Transcribe each record exactly. Include every one.

##### EXERCISE INPUTS

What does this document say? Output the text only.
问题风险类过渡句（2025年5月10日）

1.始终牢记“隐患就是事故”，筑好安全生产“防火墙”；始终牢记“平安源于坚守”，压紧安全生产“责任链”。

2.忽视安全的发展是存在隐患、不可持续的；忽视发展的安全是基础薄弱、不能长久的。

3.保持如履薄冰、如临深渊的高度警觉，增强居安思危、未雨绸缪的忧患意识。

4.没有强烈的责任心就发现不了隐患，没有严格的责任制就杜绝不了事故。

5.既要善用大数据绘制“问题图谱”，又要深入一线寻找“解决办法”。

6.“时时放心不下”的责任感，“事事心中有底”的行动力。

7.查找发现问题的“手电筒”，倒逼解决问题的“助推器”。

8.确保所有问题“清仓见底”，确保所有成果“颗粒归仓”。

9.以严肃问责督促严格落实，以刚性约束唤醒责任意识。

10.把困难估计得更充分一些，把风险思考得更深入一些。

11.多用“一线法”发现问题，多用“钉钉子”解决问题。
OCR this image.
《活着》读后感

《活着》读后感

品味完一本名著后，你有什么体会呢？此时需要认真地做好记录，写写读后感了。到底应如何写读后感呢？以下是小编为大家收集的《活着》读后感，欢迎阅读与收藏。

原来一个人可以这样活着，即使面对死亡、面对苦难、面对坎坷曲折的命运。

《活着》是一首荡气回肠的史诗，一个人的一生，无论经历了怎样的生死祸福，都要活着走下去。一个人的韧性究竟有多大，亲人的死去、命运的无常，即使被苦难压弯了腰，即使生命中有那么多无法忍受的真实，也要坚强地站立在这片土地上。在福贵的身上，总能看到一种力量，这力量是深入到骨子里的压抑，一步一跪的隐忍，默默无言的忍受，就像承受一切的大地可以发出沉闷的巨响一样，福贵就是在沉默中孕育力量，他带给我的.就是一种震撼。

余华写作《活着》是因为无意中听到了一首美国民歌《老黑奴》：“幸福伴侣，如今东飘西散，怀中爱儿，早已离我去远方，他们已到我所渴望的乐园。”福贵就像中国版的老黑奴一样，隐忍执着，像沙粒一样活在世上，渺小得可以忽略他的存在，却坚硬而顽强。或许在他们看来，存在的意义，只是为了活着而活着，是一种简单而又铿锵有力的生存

##########

WRITTEN RESPONSE »
What does this document say? Output the text only.
问题风险类过渡句（2025年5月10日）

1.始终牢记“隐患就是事故”，筑好安全生产“防火墙”；始终牢记“平安源于坚守”，压紧安全生产“责任链”。

2.忽视安全的发展是存在隐患、不可持续的；忽视发展的安全是基础薄弱、不能长久的。

3.保持如履薄冰、如临深渊的高度警觉，增强居安思危、未雨绸缪的忧患意识。

4.没有强烈的责任心就发现不了隐患，没有严格的责任制就杜绝不了事故。

5.既要善用大数据绘制“问题图谱”，又要深入一线寻找“解决办法”。

6.“时时放心不下”的责任感，“事事心中有底”的行动力。

7.查找发现问题的“手电筒”，倒逼解决问题的“助推器”。

8.确保所有问题“清仓见底”，确保所有成果“颗粒归仓”。

9.以严肃问责督促严格落实，以刚性约束唤醒责任意识。

10.把困难估计得更充分一些，把风险思考得更深入一些。

11.多用“一线法”发现问题，多用“钉钉子”解决问题。
OCR this image.
《活着》读后感

《活着》读后感

品味完一本名著后，你有什么体会呢？此时需要认真地做好记录，写写读后感了。到底应如何写读后感呢？以下是小编为大家收集的《活着》读后感，欢迎阅读与收藏。

原来一个人可以这样活着，即使面对死亡、面对苦难、面对坎坷曲折的命运。

《活着》是一首荡气回肠的史诗，一个人的一生，无论经历了怎样的生死祸福，都要活着走下去。一个人的韧性究竟有多大，亲人的死去、命运的无常，即使被苦难压弯了腰，即使生命中有那么多无法忍受的真实，也要坚强地站立在这片土地上。在福贵的身上，总能看到一种力量，这力量是深入到骨子里的压抑，一步一跪的隐忍，默默无言的忍受，就像承受一切的大地可以发出沉闷的巨响一样，福贵就是在沉默中孕育力量，他带给我的.就是一种震撼。

余华写作《活着》是因为无意中听到了一首美国民歌《老黑奴》：“幸福伴侣，如今东飘西散，怀中爱儿，早已离我去远方，他们已到我所渴望的乐园。”福贵就像中国版的老黑奴一样，隐忍执着，像沙粒一样活在世上，渺小得可以忽略他的存在，却坚硬而顽强。或许在他们看来，存在的意义，只是为了活着而活着，是一种简单而又铿锵有力的生存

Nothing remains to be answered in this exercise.